_RECORDS PROVIDED_:
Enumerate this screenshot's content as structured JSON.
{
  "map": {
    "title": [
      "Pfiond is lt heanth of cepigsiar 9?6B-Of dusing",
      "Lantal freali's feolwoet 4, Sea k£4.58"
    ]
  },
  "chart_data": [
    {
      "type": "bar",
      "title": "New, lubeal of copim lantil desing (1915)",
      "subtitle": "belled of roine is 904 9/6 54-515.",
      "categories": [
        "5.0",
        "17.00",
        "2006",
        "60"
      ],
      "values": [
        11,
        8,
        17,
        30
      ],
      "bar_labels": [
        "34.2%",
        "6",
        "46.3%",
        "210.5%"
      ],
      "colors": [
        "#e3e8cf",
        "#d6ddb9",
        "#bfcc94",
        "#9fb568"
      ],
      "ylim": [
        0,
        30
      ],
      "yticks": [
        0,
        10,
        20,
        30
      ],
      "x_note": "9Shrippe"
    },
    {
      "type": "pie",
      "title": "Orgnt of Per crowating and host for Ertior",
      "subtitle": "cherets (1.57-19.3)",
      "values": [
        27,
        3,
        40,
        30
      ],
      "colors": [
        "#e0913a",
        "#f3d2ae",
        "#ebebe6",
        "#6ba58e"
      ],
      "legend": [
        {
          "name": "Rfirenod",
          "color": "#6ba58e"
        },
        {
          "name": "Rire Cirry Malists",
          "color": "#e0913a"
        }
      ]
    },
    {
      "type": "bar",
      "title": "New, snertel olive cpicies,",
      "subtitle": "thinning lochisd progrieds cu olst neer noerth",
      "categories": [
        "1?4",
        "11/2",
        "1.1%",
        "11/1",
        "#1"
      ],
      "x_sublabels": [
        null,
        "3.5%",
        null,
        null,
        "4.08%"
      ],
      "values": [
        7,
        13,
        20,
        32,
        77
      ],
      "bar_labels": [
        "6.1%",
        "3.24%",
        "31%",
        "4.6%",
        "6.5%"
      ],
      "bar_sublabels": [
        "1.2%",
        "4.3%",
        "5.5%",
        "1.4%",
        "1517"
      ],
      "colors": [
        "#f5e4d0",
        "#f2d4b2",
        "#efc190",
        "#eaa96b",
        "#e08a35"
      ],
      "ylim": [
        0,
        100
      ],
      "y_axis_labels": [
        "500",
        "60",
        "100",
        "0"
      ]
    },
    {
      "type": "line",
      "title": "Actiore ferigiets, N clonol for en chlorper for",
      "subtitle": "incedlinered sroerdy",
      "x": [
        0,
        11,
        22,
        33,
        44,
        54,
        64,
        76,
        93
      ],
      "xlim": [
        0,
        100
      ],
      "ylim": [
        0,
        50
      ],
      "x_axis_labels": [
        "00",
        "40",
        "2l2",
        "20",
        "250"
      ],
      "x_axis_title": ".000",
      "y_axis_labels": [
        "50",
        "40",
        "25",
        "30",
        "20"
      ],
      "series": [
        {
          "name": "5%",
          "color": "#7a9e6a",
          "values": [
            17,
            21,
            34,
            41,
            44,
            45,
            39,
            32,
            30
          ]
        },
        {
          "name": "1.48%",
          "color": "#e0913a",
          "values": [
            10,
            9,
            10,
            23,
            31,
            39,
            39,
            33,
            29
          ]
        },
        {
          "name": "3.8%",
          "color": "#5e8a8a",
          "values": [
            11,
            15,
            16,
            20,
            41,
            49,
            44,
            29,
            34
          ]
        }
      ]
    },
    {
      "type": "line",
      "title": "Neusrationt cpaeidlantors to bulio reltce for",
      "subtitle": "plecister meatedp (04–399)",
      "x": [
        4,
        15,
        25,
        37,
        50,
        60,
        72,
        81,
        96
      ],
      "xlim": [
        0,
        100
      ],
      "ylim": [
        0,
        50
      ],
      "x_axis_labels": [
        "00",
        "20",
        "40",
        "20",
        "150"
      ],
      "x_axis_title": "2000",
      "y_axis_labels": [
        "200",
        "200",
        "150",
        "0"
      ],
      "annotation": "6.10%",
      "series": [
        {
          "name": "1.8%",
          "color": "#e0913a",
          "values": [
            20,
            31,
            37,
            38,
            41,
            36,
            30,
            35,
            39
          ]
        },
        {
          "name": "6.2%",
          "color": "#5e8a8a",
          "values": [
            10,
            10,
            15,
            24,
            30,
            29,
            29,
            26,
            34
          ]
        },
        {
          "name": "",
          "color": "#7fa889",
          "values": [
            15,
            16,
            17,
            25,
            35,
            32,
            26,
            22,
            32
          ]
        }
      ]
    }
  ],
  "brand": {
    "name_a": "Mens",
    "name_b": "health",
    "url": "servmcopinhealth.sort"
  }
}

_WHAT TO DO_:
Go through the records above and retype each one exactly.

_FINAL ANSWER_:
Enumerate this screenshot's content as structured JSON.
{
  "map": {
    "title": [
      "Pfiond is lt heanth of cepigsiar 9?6B-Of dusing",
      "Lantal freali's feolwoet 4, Sea k£4.58"
    ]
  },
  "chart_data": [
    {
      "type": "bar",
      "title": "New, lubeal of copim lantil desing (1915)",
      "subtitle": "belled of roine is 904 9/6 54-515.",
      "categories": [
        "5.0",
        "17.00",
        "2006",
        "60"
      ],
      "values": [
        11,
        8,
        17,
        30
      ],
      "bar_labels": [
        "34.2%",
        "6",
        "46.3%",
        "210.5%"
      ],
      "colors": [
        "#e3e8cf",
        "#d6ddb9",
        "#bfcc94",
        "#9fb568"
      ],
      "ylim": [
        0,
        30
      ],
      "yticks": [
        0,
        10,
        20,
        30
      ],
      "x_note": "9Shrippe"
    },
    {
      "type": "pie",
      "title": "Orgnt of Per crowating and host for Ertior",
      "subtitle": "cherets (1.57-19.3)",
      "values": [
        27,
        3,
        40,
        30
      ],
      "colors": [
        "#e0913a",
        "#f3d2ae",
        "#ebebe6",
        "#6ba58e"
      ],
      "legend": [
        {
          "name": "Rfirenod",
          "color": "#6ba58e"
        },
        {
          "name": "Rire Cirry Malists",
          "color": "#e0913a"
        }
      ]
    },
    {
      "type": "bar",
      "title": "New, snertel olive cpicies,",
      "subtitle": "thinning lochisd progrieds cu olst neer noerth",
      "categories": [
        "1?4",
        "11/2",
        "1.1%",
        "11/1",
        "#1"
      ],
      "x_sublabels": [
        null,
        "3.5%",
        null,
        null,
        "4.08%"
      ],
      "values": [
        7,
        13,
        20,
        32,
        77
      ],
      "bar_labels": [
        "6.1%",
        "3.24%",
        "31%",
        "4.6%",
        "6.5%"
      ],
      "bar_sublabels": [
        "1.2%",
        "4.3%",
        "5.5%",
        "1.4%",
        "1517"
      ],
      "colors": [
        "#f5e4d0",
        "#f2d4b2",
        "#efc190",
        "#eaa96b",
        "#e08a35"
      ],
      "ylim": [
        0,
        100
      ],
      "y_axis_labels": [
        "500",
        "60",
        "100",
        "0"
      ]
    },
    {
      "type": "line",
      "title": "Actiore ferigiets, N clonol for en chlorper for",
      "subtitle": "incedlinered sroerdy",
      "x": [
        0,
        11,
        22,
        33,
        44,
        54,
        64,
        76,
        93
      ],
      "xlim": [
        0,
        100
      ],
      "ylim": [
        0,
        50
      ],
      "x_axis_labels": [
        "00",
        "40",
        "2l2",
        "20",
        "250"
      ],
      "x_axis_title": ".000",
      "y_axis_labels": [
        "50",
        "40",
        "25",
        "30",
        "20"
      ],
      "series": [
        {
          "name": "5%",
          "color": "#7a9e6a",
          "values": [
            17,
            21,
            34,
            41,
            44,
            45,
            39,
            32,
            30
          ]
        },
        {
          "name": "1.48%",
          "color": "#e0913a",
          "values": [
            10,
            9,
            10,
            23,
            31,
            39,
            39,
            33,
            29
          ]
        },
        {
          "name": "3.8%",
          "color": "#5e8a8a",
          "values": [
            11,
            15,
            16,
            20,
            41,
            49,
            44,
            29,
            34
          ]
        }
      ]
    },
    {
      "type": "line",
      "title": "Neusrationt cpaeidlantors to bulio reltce for",
      "subtitle": "plecister meatedp (04–399)",
      "x": [
        4,
        15,
        25,
        37,
        50,
        60,
        72,
        81,
        96
      ],
      "xlim": [
        0,
        100
      ],
      "ylim": [
        0,
        50
      ],
      "x_axis_labels": [
        "00",
        "20",
        "40",
        "20",
        "150"
      ],
      "x_axis_title": "2000",
      "y_axis_labels": [
        "200",
        "200",
        "150",
        "0"
      ],
      "annotation": "6.10%",
      "series": [
        {
          "name": "1.8%",
          "color": "#e0913a",
          "values": [
            20,
            31,
            37,
            38,
            41,
            36,
            30,
            35,
            39
          ]
        },
        {
          "name": "6.2%",
          "color": "#5e8a8a",
          "values": [
            10,
            10,
            15,
            24,
            30,
            29,
            29,
            26,
            34
          ]
        },
        {
          "name": "",
          "color": "#7fa889",
          "values": [
            15,
            16,
            17,
            25,
            35,
            32,
            26,
            22,
            32
          ]
        }
      ]
    }
  ],
  "brand": {
    "name_a": "Mens",
    "name_b": "health",
    "url": "servmcopinhealth.sort"
  }
}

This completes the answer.